==== Information given
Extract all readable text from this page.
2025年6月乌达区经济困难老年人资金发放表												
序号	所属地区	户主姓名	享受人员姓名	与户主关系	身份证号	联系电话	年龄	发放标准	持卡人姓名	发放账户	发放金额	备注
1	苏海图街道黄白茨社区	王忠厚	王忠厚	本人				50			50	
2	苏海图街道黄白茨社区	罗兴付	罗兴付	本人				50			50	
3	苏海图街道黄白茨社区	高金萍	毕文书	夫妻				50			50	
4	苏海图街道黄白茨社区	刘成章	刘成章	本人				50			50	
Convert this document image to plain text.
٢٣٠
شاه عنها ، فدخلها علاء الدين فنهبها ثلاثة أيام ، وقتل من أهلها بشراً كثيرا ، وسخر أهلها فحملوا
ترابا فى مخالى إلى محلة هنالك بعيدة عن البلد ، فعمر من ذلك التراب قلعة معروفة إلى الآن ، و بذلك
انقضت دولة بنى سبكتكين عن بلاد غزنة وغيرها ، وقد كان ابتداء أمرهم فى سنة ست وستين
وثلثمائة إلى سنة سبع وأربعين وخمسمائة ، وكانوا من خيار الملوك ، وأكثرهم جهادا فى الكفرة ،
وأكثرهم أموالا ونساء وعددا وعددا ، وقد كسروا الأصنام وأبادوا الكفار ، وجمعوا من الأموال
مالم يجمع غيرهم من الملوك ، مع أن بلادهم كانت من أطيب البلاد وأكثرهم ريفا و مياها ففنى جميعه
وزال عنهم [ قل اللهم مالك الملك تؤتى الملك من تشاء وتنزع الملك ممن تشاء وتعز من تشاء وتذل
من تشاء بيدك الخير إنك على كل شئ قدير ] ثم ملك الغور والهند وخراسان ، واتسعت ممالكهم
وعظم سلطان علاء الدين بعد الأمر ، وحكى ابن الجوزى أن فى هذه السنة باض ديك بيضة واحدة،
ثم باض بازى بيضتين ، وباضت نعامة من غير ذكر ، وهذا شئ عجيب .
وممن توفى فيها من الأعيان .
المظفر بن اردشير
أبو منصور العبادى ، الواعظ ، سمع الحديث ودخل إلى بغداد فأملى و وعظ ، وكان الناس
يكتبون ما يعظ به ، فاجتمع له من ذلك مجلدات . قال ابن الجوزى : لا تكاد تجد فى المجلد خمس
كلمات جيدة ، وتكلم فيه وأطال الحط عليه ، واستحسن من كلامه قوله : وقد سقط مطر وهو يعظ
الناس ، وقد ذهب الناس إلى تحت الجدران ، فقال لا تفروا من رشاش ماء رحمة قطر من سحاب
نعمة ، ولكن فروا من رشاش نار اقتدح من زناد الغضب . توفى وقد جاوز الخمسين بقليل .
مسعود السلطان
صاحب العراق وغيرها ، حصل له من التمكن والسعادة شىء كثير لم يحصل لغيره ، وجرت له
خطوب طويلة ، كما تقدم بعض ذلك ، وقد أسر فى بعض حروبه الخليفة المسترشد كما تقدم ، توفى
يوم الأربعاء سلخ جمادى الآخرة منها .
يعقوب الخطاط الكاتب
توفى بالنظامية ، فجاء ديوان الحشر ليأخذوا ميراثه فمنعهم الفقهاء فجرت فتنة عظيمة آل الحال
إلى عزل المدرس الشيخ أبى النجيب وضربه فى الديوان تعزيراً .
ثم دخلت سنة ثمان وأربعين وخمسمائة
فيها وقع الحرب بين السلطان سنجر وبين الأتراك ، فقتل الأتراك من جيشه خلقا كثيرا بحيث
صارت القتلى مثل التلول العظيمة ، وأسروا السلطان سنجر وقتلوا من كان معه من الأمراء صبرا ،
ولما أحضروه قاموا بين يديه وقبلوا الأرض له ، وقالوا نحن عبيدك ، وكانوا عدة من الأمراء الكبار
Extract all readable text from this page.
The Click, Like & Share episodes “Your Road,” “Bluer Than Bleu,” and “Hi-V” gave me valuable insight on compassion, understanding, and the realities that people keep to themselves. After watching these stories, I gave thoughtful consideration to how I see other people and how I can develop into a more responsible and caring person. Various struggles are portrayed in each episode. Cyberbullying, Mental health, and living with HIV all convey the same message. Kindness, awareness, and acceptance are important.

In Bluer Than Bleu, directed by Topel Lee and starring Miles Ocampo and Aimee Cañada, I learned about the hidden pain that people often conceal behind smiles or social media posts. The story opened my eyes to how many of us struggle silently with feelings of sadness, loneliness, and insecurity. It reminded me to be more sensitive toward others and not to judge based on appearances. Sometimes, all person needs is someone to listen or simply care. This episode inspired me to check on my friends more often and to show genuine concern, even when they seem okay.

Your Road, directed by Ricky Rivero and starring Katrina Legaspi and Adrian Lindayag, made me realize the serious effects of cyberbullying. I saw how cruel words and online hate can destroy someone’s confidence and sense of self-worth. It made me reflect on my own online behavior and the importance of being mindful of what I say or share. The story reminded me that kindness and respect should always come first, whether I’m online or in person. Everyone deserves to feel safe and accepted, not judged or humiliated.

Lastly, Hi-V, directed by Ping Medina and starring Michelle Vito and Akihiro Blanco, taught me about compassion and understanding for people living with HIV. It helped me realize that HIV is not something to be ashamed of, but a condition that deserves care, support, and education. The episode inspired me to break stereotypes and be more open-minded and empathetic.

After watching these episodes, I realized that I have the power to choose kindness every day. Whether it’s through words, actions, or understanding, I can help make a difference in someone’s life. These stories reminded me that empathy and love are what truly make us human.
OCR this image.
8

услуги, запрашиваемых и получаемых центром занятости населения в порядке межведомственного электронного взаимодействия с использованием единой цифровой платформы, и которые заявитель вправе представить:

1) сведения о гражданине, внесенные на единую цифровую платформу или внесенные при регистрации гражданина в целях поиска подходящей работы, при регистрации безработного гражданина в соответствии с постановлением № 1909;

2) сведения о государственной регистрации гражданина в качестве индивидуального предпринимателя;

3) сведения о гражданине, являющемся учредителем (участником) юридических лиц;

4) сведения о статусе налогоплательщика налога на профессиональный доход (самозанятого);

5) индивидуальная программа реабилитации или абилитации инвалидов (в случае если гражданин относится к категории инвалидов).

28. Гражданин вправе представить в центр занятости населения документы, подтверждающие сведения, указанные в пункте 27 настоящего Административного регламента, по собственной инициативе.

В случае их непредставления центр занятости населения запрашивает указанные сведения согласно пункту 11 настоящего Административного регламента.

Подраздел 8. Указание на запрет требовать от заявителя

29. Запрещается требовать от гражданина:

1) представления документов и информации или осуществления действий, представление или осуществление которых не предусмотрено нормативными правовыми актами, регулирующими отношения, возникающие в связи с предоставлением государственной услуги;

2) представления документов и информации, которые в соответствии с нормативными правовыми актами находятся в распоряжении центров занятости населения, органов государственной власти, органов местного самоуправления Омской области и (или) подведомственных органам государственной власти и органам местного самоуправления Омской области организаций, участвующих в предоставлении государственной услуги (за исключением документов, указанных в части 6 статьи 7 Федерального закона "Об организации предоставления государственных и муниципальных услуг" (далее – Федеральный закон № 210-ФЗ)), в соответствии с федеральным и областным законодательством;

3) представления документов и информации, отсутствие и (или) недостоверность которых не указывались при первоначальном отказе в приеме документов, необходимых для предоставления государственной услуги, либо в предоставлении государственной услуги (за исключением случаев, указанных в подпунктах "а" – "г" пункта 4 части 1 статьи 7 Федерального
========
Written task: Repeat every entry exactly as written above.

Solution to the problem:
Extract all readable text from this page.
2025年6月乌达区经济困难老年人资金发放表												
序号	所属地区	户主姓名	享受人员姓名	与户主关系	身份证号	联系电话	年龄	发放标准	持卡人姓名	发放账户	发放金额	备注
1	苏海图街道黄白茨社区	王忠厚	王忠厚	本人				50			50	
2	苏海图街道黄白茨社区	罗兴付	罗兴付	本人				50			50	
3	苏海图街道黄白茨社区	高金萍	毕文书	夫妻				50			50	
4	苏海图街道黄白茨社区	刘成章	刘成章	本人				50			50	
Convert this document image to plain text.
٢٣٠
شاه عنها ، فدخلها علاء الدين فنهبها ثلاثة أيام ، وقتل من أهلها بشراً كثيرا ، وسخر أهلها فحملوا
ترابا فى مخالى إلى محلة هنالك بعيدة عن البلد ، فعمر من ذلك التراب قلعة معروفة إلى الآن ، و بذلك
انقضت دولة بنى سبكتكين عن بلاد غزنة وغيرها ، وقد كان ابتداء أمرهم فى سنة ست وستين
وثلثمائة إلى سنة سبع وأربعين وخمسمائة ، وكانوا من خيار الملوك ، وأكثرهم جهادا فى الكفرة ،
وأكثرهم أموالا ونساء وعددا وعددا ، وقد كسروا الأصنام وأبادوا الكفار ، وجمعوا من الأموال
مالم يجمع غيرهم من الملوك ، مع أن بلادهم كانت من أطيب البلاد وأكثرهم ريفا و مياها ففنى جميعه
وزال عنهم [ قل اللهم مالك الملك تؤتى الملك من تشاء وتنزع الملك ممن تشاء وتعز من تشاء وتذل
من تشاء بيدك الخير إنك على كل شئ قدير ] ثم ملك الغور والهند وخراسان ، واتسعت ممالكهم
وعظم سلطان علاء الدين بعد الأمر ، وحكى ابن الجوزى أن فى هذه السنة باض ديك بيضة واحدة،
ثم باض بازى بيضتين ، وباضت نعامة من غير ذكر ، وهذا شئ عجيب .
وممن توفى فيها من الأعيان .
المظفر بن اردشير
أبو منصور العبادى ، الواعظ ، سمع الحديث ودخل إلى بغداد فأملى و وعظ ، وكان الناس
يكتبون ما يعظ به ، فاجتمع له من ذلك مجلدات . قال ابن الجوزى : لا تكاد تجد فى المجلد خمس
كلمات جيدة ، وتكلم فيه وأطال الحط عليه ، واستحسن من كلامه قوله : وقد سقط مطر وهو يعظ
الناس ، وقد ذهب الناس إلى تحت الجدران ، فقال لا تفروا من رشاش ماء رحمة قطر من سحاب
نعمة ، ولكن فروا من رشاش نار اقتدح من زناد الغضب . توفى وقد جاوز الخمسين بقليل .
مسعود السلطان
صاحب العراق وغيرها ، حصل له من التمكن والسعادة شىء كثير لم يحصل لغيره ، وجرت له
خطوب طويلة ، كما تقدم بعض ذلك ، وقد أسر فى بعض حروبه الخليفة المسترشد كما تقدم ، توفى
يوم الأربعاء سلخ جمادى الآخرة منها .
يعقوب الخطاط الكاتب
توفى بالنظامية ، فجاء ديوان الحشر ليأخذوا ميراثه فمنعهم الفقهاء فجرت فتنة عظيمة آل الحال
إلى عزل المدرس الشيخ أبى النجيب وضربه فى الديوان تعزيراً .
ثم دخلت سنة ثمان وأربعين وخمسمائة
فيها وقع الحرب بين السلطان سنجر وبين الأتراك ، فقتل الأتراك من جيشه خلقا كثيرا بحيث
صارت القتلى مثل التلول العظيمة ، وأسروا السلطان سنجر وقتلوا من كان معه من الأمراء صبرا ،
ولما أحضروه قاموا بين يديه وقبلوا الأرض له ، وقالوا نحن عبيدك ، وكانوا عدة من الأمراء الكبار
Extract all readable text from this page.
The Click, Like & Share episodes “Your Road,” “Bluer Than Bleu,” and “Hi-V” gave me valuable insight on compassion, understanding, and the realities that people keep to themselves. After watching these stories, I gave thoughtful consideration to how I see other people and how I can develop into a more responsible and caring person. Various struggles are portrayed in each episode. Cyberbullying, Mental health, and living with HIV all convey the same message. Kindness, awareness, and acceptance are important.

In Bluer Than Bleu, directed by Topel Lee and starring Miles Ocampo and Aimee Cañada, I learned about the hidden pain that people often conceal behind smiles or social media posts. The story opened my eyes to how many of us struggle silently with feelings of sadness, loneliness, and insecurity. It reminded me to be more sensitive toward others and not to judge based on appearances. Sometimes, all person needs is someone to listen or simply care. This episode inspired me to check on my friends more often and to show genuine concern, even when they seem okay.

Your Road, directed by Ricky Rivero and starring Katrina Legaspi and Adrian Lindayag, made me realize the serious effects of cyberbullying. I saw how cruel words and online hate can destroy someone’s confidence and sense of self-worth. It made me reflect on my own online behavior and the importance of being mindful of what I say or share. The story reminded me that kindness and respect should always come first, whether I’m online or in person. Everyone deserves to feel safe and accepted, not judged or humiliated.

Lastly, Hi-V, directed by Ping Medina and starring Michelle Vito and Akihiro Blanco, taught me about compassion and understanding for people living with HIV. It helped me realize that HIV is not something to be ashamed of, but a condition that deserves care, support, and education. The episode inspired me to break stereotypes and be more open-minded and empathetic.

After watching these episodes, I realized that I have the power to choose kindness every day. Whether it’s through words, actions, or understanding, I can help make a difference in someone’s life. These stories reminded me that empathy and love are what truly make us human.
OCR this image.
8

услуги, запрашиваемых и получаемых центром занятости населения в порядке межведомственного электронного взаимодействия с использованием единой цифровой платформы, и которые заявитель вправе представить:

1) сведения о гражданине, внесенные на единую цифровую платформу или внесенные при регистрации гражданина в целях поиска подходящей работы, при регистрации безработного гражданина в соответствии с постановлением № 1909;

2) сведения о государственной регистрации гражданина в качестве индивидуального предпринимателя;

3) сведения о гражданине, являющемся учредителем (участником) юридических лиц;

4) сведения о статусе налогоплательщика налога на профессиональный доход (самозанятого);

5) индивидуальная программа реабилитации или абилитации инвалидов (в случае если гражданин относится к категории инвалидов).

28. Гражданин вправе представить в центр занятости населения документы, подтверждающие сведения, указанные в пункте 27 настоящего Административного регламента, по собственной инициативе.

В случае их непредставления центр занятости населения запрашивает указанные сведения согласно пункту 11 настоящего Административного регламента.

Подраздел 8. Указание на запрет требовать от заявителя

29. Запрещается требовать от гражданина:

1) представления документов и информации или осуществления действий, представление или осуществление которых не предусмотрено нормативными правовыми актами, регулирующими отношения, возникающие в связи с предоставлением государственной услуги;

2) представления документов и информации, которые в соответствии с нормативными правовыми актами находятся в распоряжении центров занятости населения, органов государственной власти, органов местного самоуправления Омской области и (или) подведомственных органам государственной власти и органам местного самоуправления Омской области организаций, участвующих в предоставлении государственной услуги (за исключением документов, указанных в части 6 статьи 7 Федерального закона "Об организации предоставления государственных и муниципальных услуг" (далее – Федеральный закон № 210-ФЗ)), в соответствии с федеральным и областным законодательством;

3) представления документов и информации, отсутствие и (или) недостоверность которых не указывались при первоначальном отказе в приеме документов, необходимых для предоставления государственной услуги, либо в предоставлении государственной услуги (за исключением случаев, указанных в подпунктах "а" – "г" пункта 4 части 1 статьи 7 Федерального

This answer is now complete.